Dataset items
%%

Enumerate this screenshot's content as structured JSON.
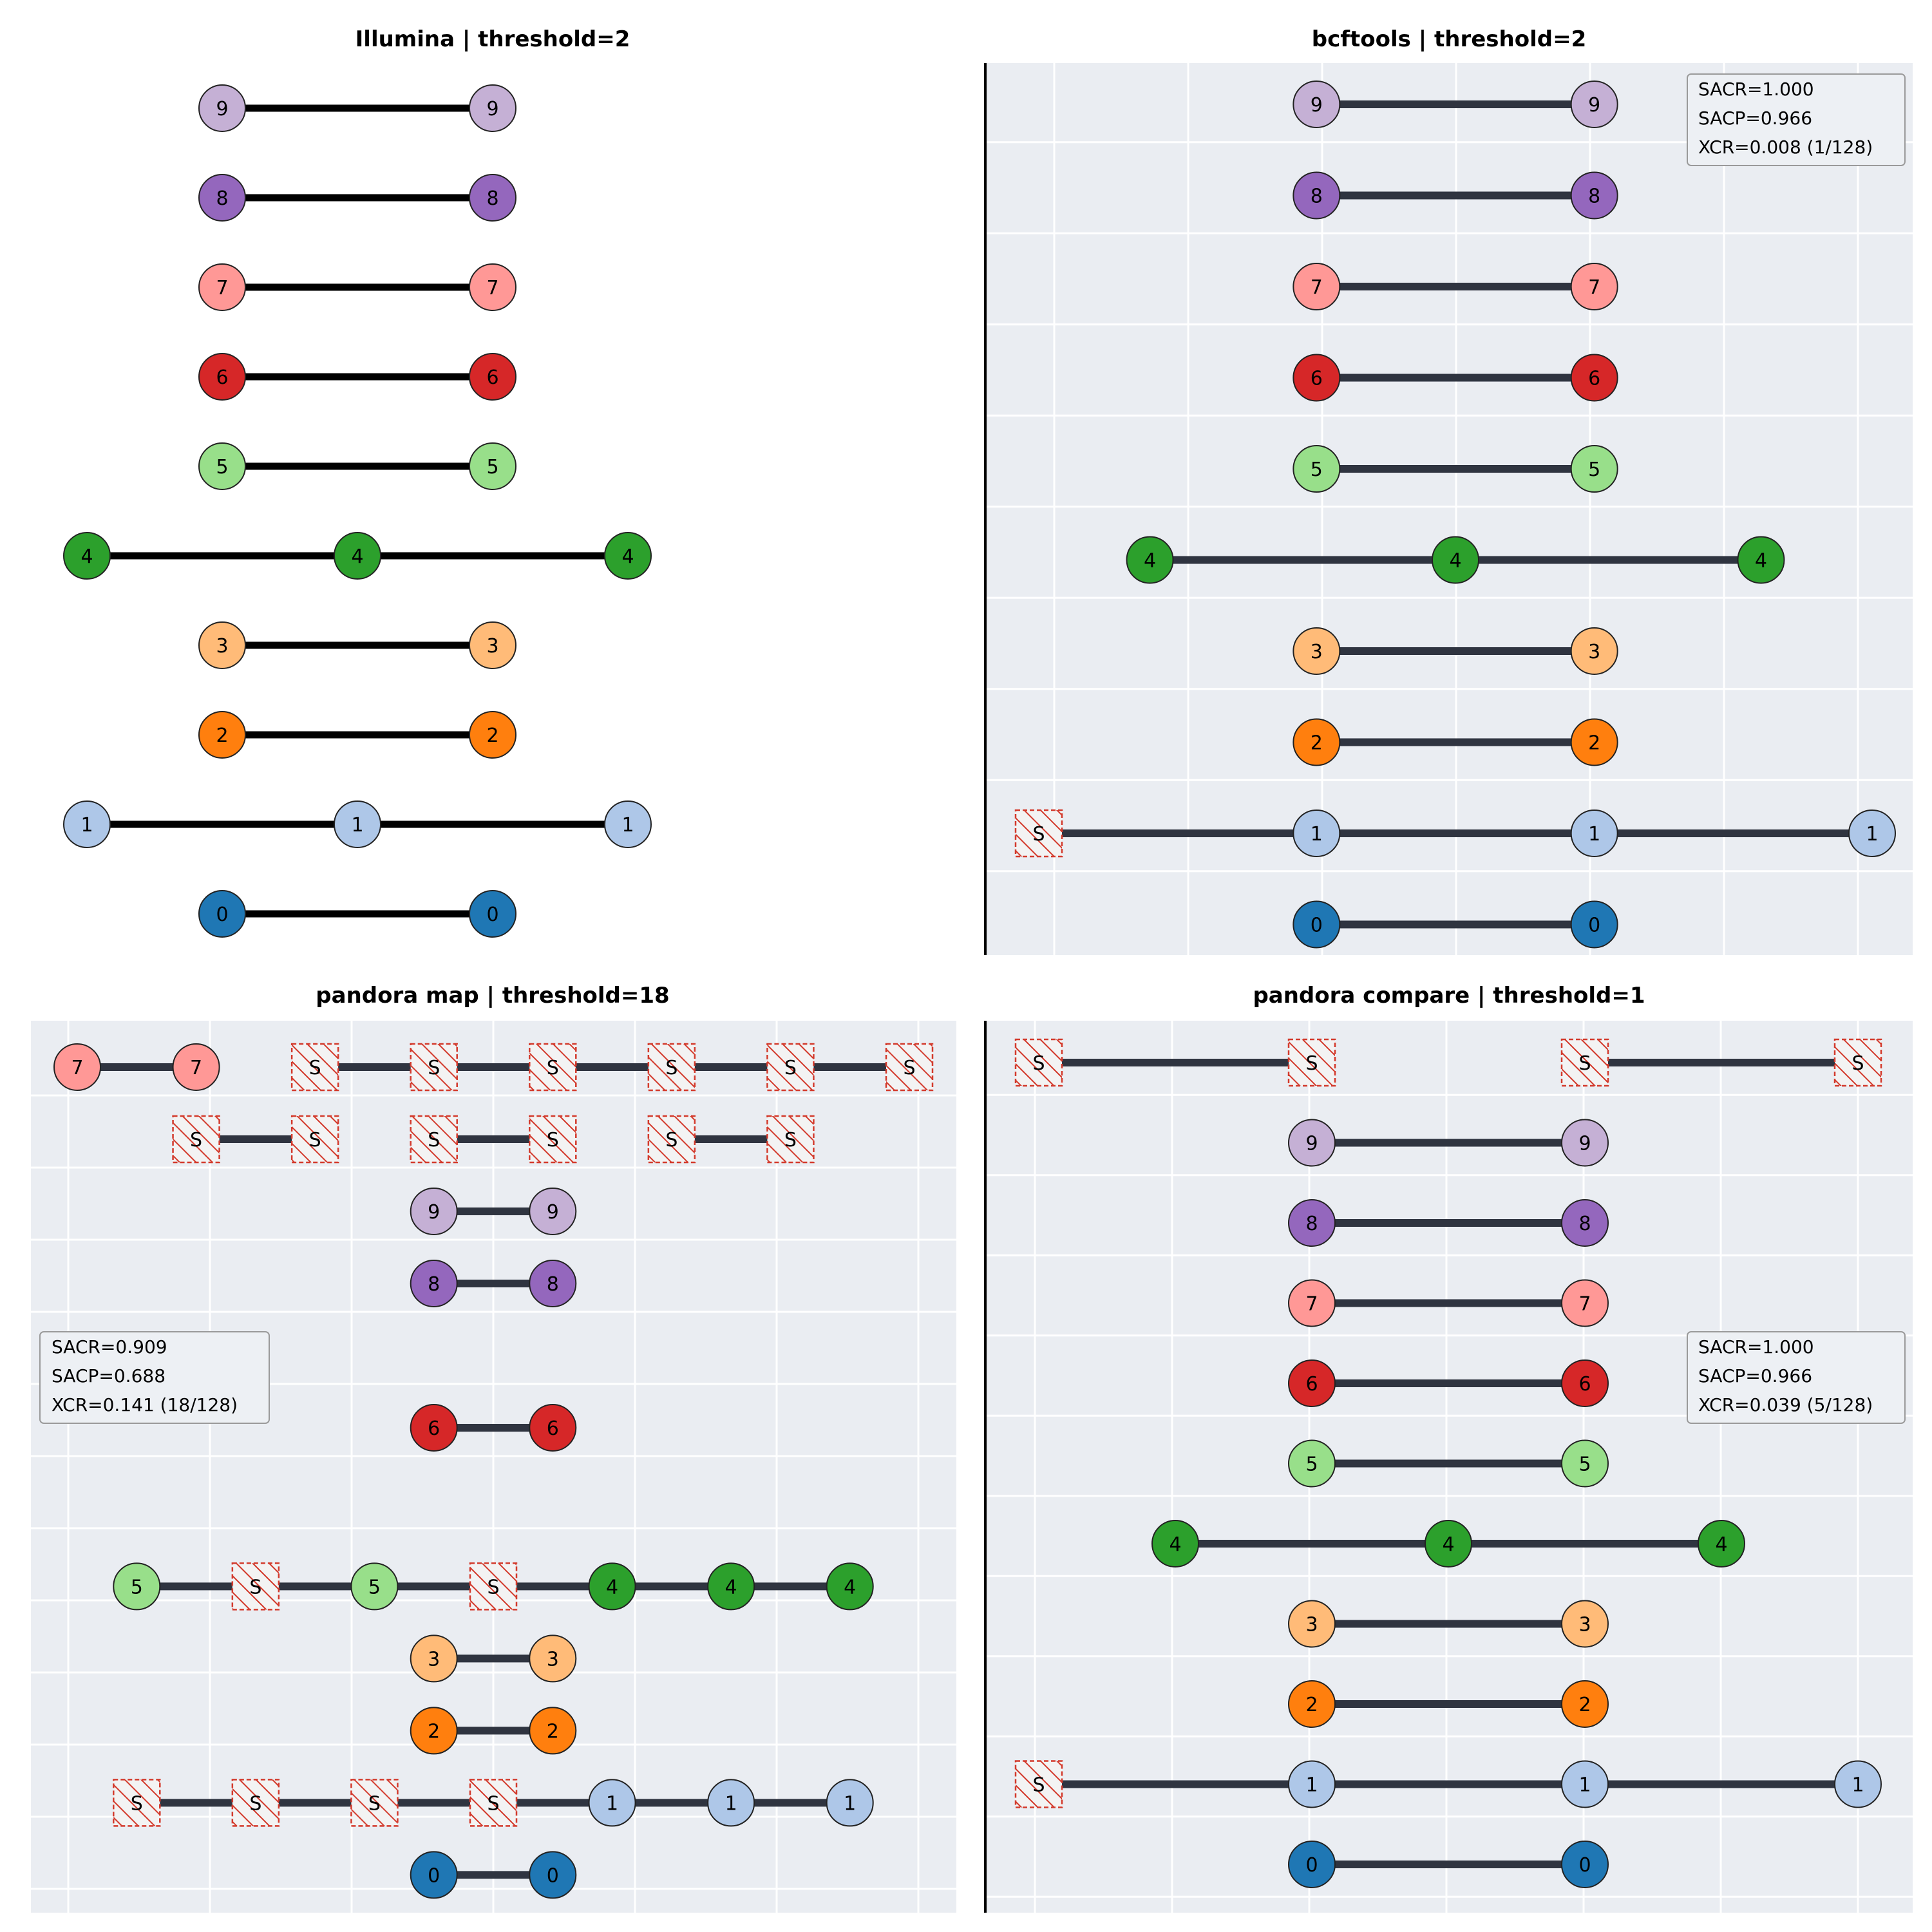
{
  "palette": {
    "0": "#1f77b4",
    "1": "#aec7e8",
    "2": "#ff7f0e",
    "3": "#ffbb78",
    "4": "#2ca02c",
    "5": "#98df8a",
    "6": "#d62728",
    "7": "#ff9896",
    "8": "#9467bd",
    "9": "#c5b0d5"
  },
  "null_label": "S",
  "colors": {
    "grid_bg": "#eaedf2",
    "edge_dark": "#2f3440",
    "edge_black": "#000000",
    "null_stroke": "#d33a2c"
  },
  "panels": [
    {
      "title": "Illumina | threshold=2",
      "style": "plain",
      "x_range": [
        0,
        3
      ],
      "rows": [
        {
          "nodes": [
            {
              "x": 0.5,
              "t": "9"
            },
            {
              "x": 1.5,
              "t": "9"
            }
          ]
        },
        {
          "nodes": [
            {
              "x": 0.5,
              "t": "8"
            },
            {
              "x": 1.5,
              "t": "8"
            }
          ]
        },
        {
          "nodes": [
            {
              "x": 0.5,
              "t": "7"
            },
            {
              "x": 1.5,
              "t": "7"
            }
          ]
        },
        {
          "nodes": [
            {
              "x": 0.5,
              "t": "6"
            },
            {
              "x": 1.5,
              "t": "6"
            }
          ]
        },
        {
          "nodes": [
            {
              "x": 0.5,
              "t": "5"
            },
            {
              "x": 1.5,
              "t": "5"
            }
          ]
        },
        {
          "nodes": [
            {
              "x": 0,
              "t": "4"
            },
            {
              "x": 1,
              "t": "4"
            },
            {
              "x": 2,
              "t": "4"
            }
          ]
        },
        {
          "nodes": [
            {
              "x": 0.5,
              "t": "3"
            },
            {
              "x": 1.5,
              "t": "3"
            }
          ]
        },
        {
          "nodes": [
            {
              "x": 0.5,
              "t": "2"
            },
            {
              "x": 1.5,
              "t": "2"
            }
          ]
        },
        {
          "nodes": [
            {
              "x": 0,
              "t": "1"
            },
            {
              "x": 1,
              "t": "1"
            },
            {
              "x": 2,
              "t": "1"
            }
          ]
        },
        {
          "nodes": [
            {
              "x": 0.5,
              "t": "0"
            },
            {
              "x": 1.5,
              "t": "0"
            }
          ]
        }
      ]
    },
    {
      "title": "bcftools | threshold=2",
      "style": "grid",
      "x_range": [
        0,
        3
      ],
      "metrics": [
        "SACR=1.000",
        "SACP=0.966",
        "XCR=0.008 (1/128)"
      ],
      "metrics_pos": "top-right",
      "rows": [
        {
          "nodes": [
            {
              "x": 1,
              "t": "9"
            },
            {
              "x": 2,
              "t": "9"
            }
          ]
        },
        {
          "nodes": [
            {
              "x": 1,
              "t": "8"
            },
            {
              "x": 2,
              "t": "8"
            }
          ]
        },
        {
          "nodes": [
            {
              "x": 1,
              "t": "7"
            },
            {
              "x": 2,
              "t": "7"
            }
          ]
        },
        {
          "nodes": [
            {
              "x": 1,
              "t": "6"
            },
            {
              "x": 2,
              "t": "6"
            }
          ]
        },
        {
          "nodes": [
            {
              "x": 1,
              "t": "5"
            },
            {
              "x": 2,
              "t": "5"
            }
          ]
        },
        {
          "nodes": [
            {
              "x": 0.4,
              "t": "4"
            },
            {
              "x": 1.5,
              "t": "4"
            },
            {
              "x": 2.6,
              "t": "4"
            }
          ]
        },
        {
          "nodes": [
            {
              "x": 1,
              "t": "3"
            },
            {
              "x": 2,
              "t": "3"
            }
          ]
        },
        {
          "nodes": [
            {
              "x": 1,
              "t": "2"
            },
            {
              "x": 2,
              "t": "2"
            }
          ]
        },
        {
          "nodes": [
            {
              "x": 0,
              "t": "S"
            },
            {
              "x": 1,
              "t": "1"
            },
            {
              "x": 2,
              "t": "1"
            },
            {
              "x": 3,
              "t": "1"
            }
          ]
        },
        {
          "nodes": [
            {
              "x": 1,
              "t": "0"
            },
            {
              "x": 2,
              "t": "0"
            }
          ]
        }
      ]
    },
    {
      "title": "pandora map | threshold=18",
      "style": "grid",
      "x_range": [
        0,
        7
      ],
      "metrics": [
        "SACR=0.909",
        "SACP=0.688",
        "XCR=0.141 (18/128)"
      ],
      "metrics_pos": "middle-left",
      "rows": [
        {
          "slot": 0,
          "nodes": [
            {
              "x": 0,
              "t": "7"
            },
            {
              "x": 1,
              "t": "7",
              "break_after": true
            },
            {
              "x": 2,
              "t": "S"
            },
            {
              "x": 3,
              "t": "S"
            },
            {
              "x": 4,
              "t": "S"
            },
            {
              "x": 5,
              "t": "S"
            },
            {
              "x": 6,
              "t": "S"
            },
            {
              "x": 7,
              "t": "S"
            }
          ]
        },
        {
          "slot": 1,
          "nodes": [
            {
              "x": 1,
              "t": "S"
            },
            {
              "x": 2,
              "t": "S",
              "break_after": true
            },
            {
              "x": 3,
              "t": "S"
            },
            {
              "x": 4,
              "t": "S",
              "break_after": true
            },
            {
              "x": 5,
              "t": "S"
            },
            {
              "x": 6,
              "t": "S"
            }
          ]
        },
        {
          "slot": 2,
          "nodes": [
            {
              "x": 3,
              "t": "9"
            },
            {
              "x": 4,
              "t": "9"
            }
          ]
        },
        {
          "slot": 3,
          "nodes": [
            {
              "x": 3,
              "t": "8"
            },
            {
              "x": 4,
              "t": "8"
            }
          ]
        },
        {
          "slot": 5,
          "nodes": [
            {
              "x": 3,
              "t": "6"
            },
            {
              "x": 4,
              "t": "6"
            }
          ]
        },
        {
          "slot": 7.2,
          "nodes": [
            {
              "x": 0.5,
              "t": "5"
            },
            {
              "x": 1.5,
              "t": "S"
            },
            {
              "x": 2.5,
              "t": "5"
            },
            {
              "x": 3.5,
              "t": "S"
            },
            {
              "x": 4.5,
              "t": "4"
            },
            {
              "x": 5.5,
              "t": "4"
            },
            {
              "x": 6.5,
              "t": "4"
            }
          ]
        },
        {
          "slot": 8.2,
          "nodes": [
            {
              "x": 3,
              "t": "3"
            },
            {
              "x": 4,
              "t": "3"
            }
          ]
        },
        {
          "slot": 9.2,
          "nodes": [
            {
              "x": 3,
              "t": "2"
            },
            {
              "x": 4,
              "t": "2"
            }
          ]
        },
        {
          "slot": 10.2,
          "nodes": [
            {
              "x": 0.5,
              "t": "S"
            },
            {
              "x": 1.5,
              "t": "S"
            },
            {
              "x": 2.5,
              "t": "S"
            },
            {
              "x": 3.5,
              "t": "S"
            },
            {
              "x": 4.5,
              "t": "1"
            },
            {
              "x": 5.5,
              "t": "1"
            },
            {
              "x": 6.5,
              "t": "1"
            }
          ]
        },
        {
          "slot": 11.2,
          "nodes": [
            {
              "x": 3,
              "t": "0"
            },
            {
              "x": 4,
              "t": "0"
            }
          ]
        }
      ]
    },
    {
      "title": "pandora compare | threshold=1",
      "style": "grid",
      "x_range": [
        0,
        3
      ],
      "metrics": [
        "SACR=1.000",
        "SACP=0.966",
        "XCR=0.039 (5/128)"
      ],
      "metrics_pos": "middle-right",
      "rows": [
        {
          "nodes": [
            {
              "x": 0,
              "t": "S"
            },
            {
              "x": 1,
              "t": "S",
              "break_after": true
            },
            {
              "x": 2,
              "t": "S"
            },
            {
              "x": 3,
              "t": "S"
            }
          ]
        },
        {
          "nodes": [
            {
              "x": 1,
              "t": "9"
            },
            {
              "x": 2,
              "t": "9"
            }
          ]
        },
        {
          "nodes": [
            {
              "x": 1,
              "t": "8"
            },
            {
              "x": 2,
              "t": "8"
            }
          ]
        },
        {
          "nodes": [
            {
              "x": 1,
              "t": "7"
            },
            {
              "x": 2,
              "t": "7"
            }
          ]
        },
        {
          "nodes": [
            {
              "x": 1,
              "t": "6"
            },
            {
              "x": 2,
              "t": "6"
            }
          ]
        },
        {
          "nodes": [
            {
              "x": 1,
              "t": "5"
            },
            {
              "x": 2,
              "t": "5"
            }
          ]
        },
        {
          "nodes": [
            {
              "x": 0.5,
              "t": "4"
            },
            {
              "x": 1.5,
              "t": "4"
            },
            {
              "x": 2.5,
              "t": "4"
            }
          ]
        },
        {
          "nodes": [
            {
              "x": 1,
              "t": "3"
            },
            {
              "x": 2,
              "t": "3"
            }
          ]
        },
        {
          "nodes": [
            {
              "x": 1,
              "t": "2"
            },
            {
              "x": 2,
              "t": "2"
            }
          ]
        },
        {
          "nodes": [
            {
              "x": 0,
              "t": "S"
            },
            {
              "x": 1,
              "t": "1"
            },
            {
              "x": 2,
              "t": "1"
            },
            {
              "x": 3,
              "t": "1"
            }
          ]
        },
        {
          "nodes": [
            {
              "x": 1,
              "t": "0"
            },
            {
              "x": 2,
              "t": "0"
            }
          ]
        }
      ]
    }
  ]
}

%%

> Stated task
Find the lines of the material that hold the word "title" and report their count alone.

> Solved problem
4